#### DATASET RECORDS
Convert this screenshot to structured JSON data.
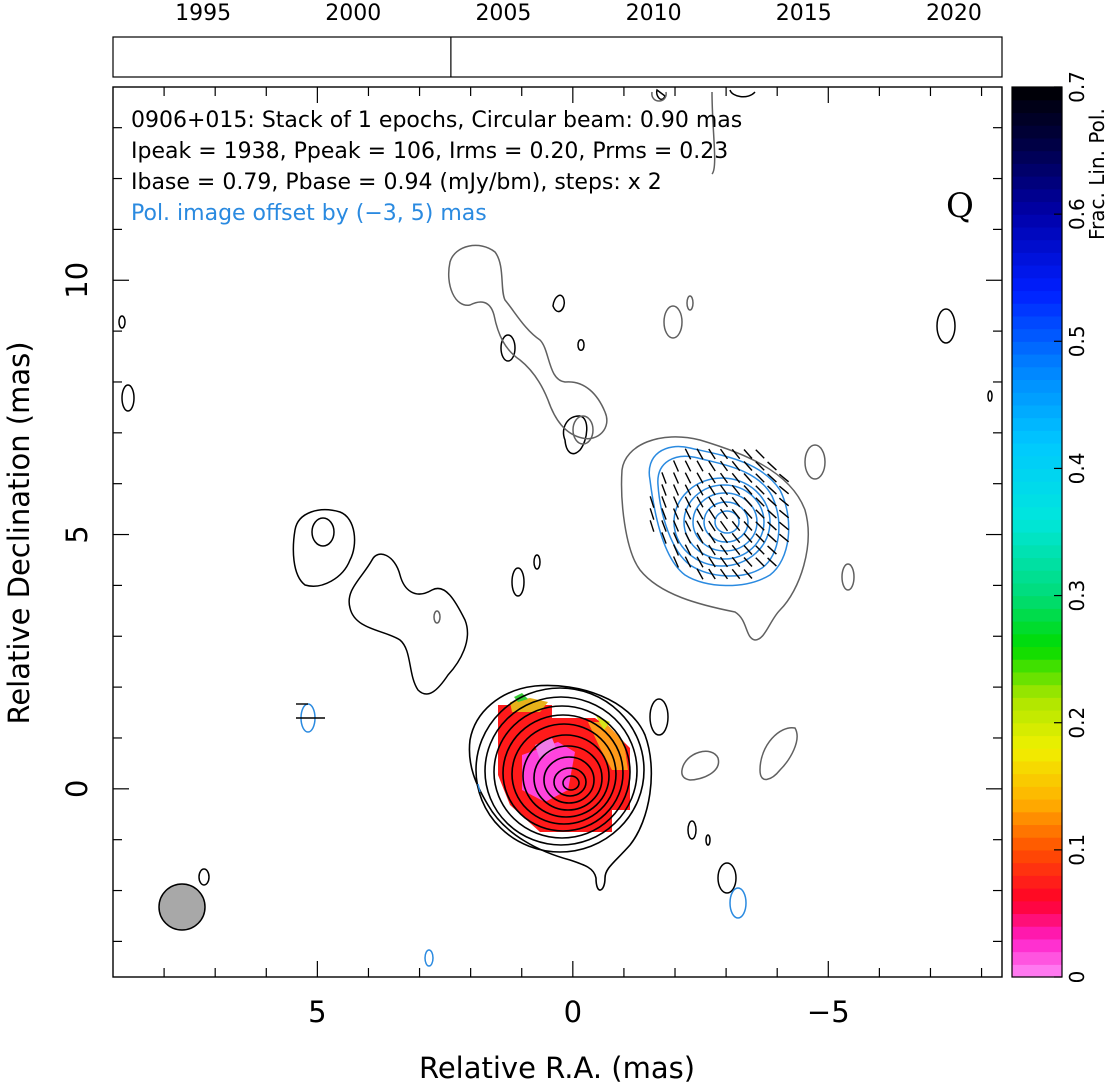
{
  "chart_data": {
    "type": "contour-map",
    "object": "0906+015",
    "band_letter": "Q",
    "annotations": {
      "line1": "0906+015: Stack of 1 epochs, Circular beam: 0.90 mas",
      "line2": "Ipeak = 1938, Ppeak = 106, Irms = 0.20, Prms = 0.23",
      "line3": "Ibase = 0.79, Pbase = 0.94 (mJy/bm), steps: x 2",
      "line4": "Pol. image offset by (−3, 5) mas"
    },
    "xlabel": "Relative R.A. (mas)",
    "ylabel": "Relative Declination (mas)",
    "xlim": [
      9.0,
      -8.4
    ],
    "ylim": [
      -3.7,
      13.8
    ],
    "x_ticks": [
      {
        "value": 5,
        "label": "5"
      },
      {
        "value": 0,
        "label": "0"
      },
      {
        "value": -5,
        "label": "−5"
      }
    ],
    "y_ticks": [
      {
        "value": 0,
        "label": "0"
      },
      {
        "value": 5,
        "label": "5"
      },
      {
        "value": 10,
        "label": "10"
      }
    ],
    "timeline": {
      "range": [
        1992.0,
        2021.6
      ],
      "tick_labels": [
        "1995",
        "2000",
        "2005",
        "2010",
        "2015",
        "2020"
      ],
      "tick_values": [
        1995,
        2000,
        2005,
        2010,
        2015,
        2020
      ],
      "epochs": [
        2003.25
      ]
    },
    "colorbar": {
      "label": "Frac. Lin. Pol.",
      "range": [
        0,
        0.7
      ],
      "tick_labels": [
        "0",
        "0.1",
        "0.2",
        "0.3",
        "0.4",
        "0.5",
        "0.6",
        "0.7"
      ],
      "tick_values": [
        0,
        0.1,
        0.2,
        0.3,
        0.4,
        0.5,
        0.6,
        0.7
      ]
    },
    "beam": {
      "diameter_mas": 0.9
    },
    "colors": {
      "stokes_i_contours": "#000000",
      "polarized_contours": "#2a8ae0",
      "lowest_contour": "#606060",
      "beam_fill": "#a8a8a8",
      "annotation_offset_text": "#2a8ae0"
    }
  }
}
########
Give the material again exactly as it is, but keep the pictures out.

Convert this screenshot to structured JSON data.
{
  "chart_data": {
    "type": "contour-map",
    "object": "0906+015",
    "band_letter": "Q",
    "annotations": {
      "line1": "0906+015: Stack of 1 epochs, Circular beam: 0.90 mas",
      "line2": "Ipeak = 1938, Ppeak = 106, Irms = 0.20, Prms = 0.23",
      "line3": "Ibase = 0.79, Pbase = 0.94 (mJy/bm), steps: x 2",
      "line4": "Pol. image offset by (−3, 5) mas"
    },
    "xlabel": "Relative R.A. (mas)",
    "ylabel": "Relative Declination (mas)",
    "xlim": [
      9.0,
      -8.4
    ],
    "ylim": [
      -3.7,
      13.8
    ],
    "x_ticks": [
      {
        "value": 5,
        "label": "5"
      },
      {
        "value": 0,
        "label": "0"
      },
      {
        "value": -5,
        "label": "−5"
      }
    ],
    "y_ticks": [
      {
        "value": 0,
        "label": "0"
      },
      {
        "value": 5,
        "label": "5"
      },
      {
        "value": 10,
        "label": "10"
      }
    ],
    "timeline": {
      "range": [
        1992.0,
        2021.6
      ],
      "tick_labels": [
        "1995",
        "2000",
        "2005",
        "2010",
        "2015",
        "2020"
      ],
      "tick_values": [
        1995,
        2000,
        2005,
        2010,
        2015,
        2020
      ],
      "epochs": [
        2003.25
      ]
    },
    "colorbar": {
      "label": "Frac. Lin. Pol.",
      "range": [
        0,
        0.7
      ],
      "tick_labels": [
        "0",
        "0.1",
        "0.2",
        "0.3",
        "0.4",
        "0.5",
        "0.6",
        "0.7"
      ],
      "tick_values": [
        0,
        0.1,
        0.2,
        0.3,
        0.4,
        0.5,
        0.6,
        0.7
      ]
    },
    "beam": {
      "diameter_mas": 0.9
    },
    "colors": {
      "stokes_i_contours": "#000000",
      "polarized_contours": "#2a8ae0",
      "lowest_contour": "#606060",
      "beam_fill": "#a8a8a8",
      "annotation_offset_text": "#2a8ae0"
    }
  }
}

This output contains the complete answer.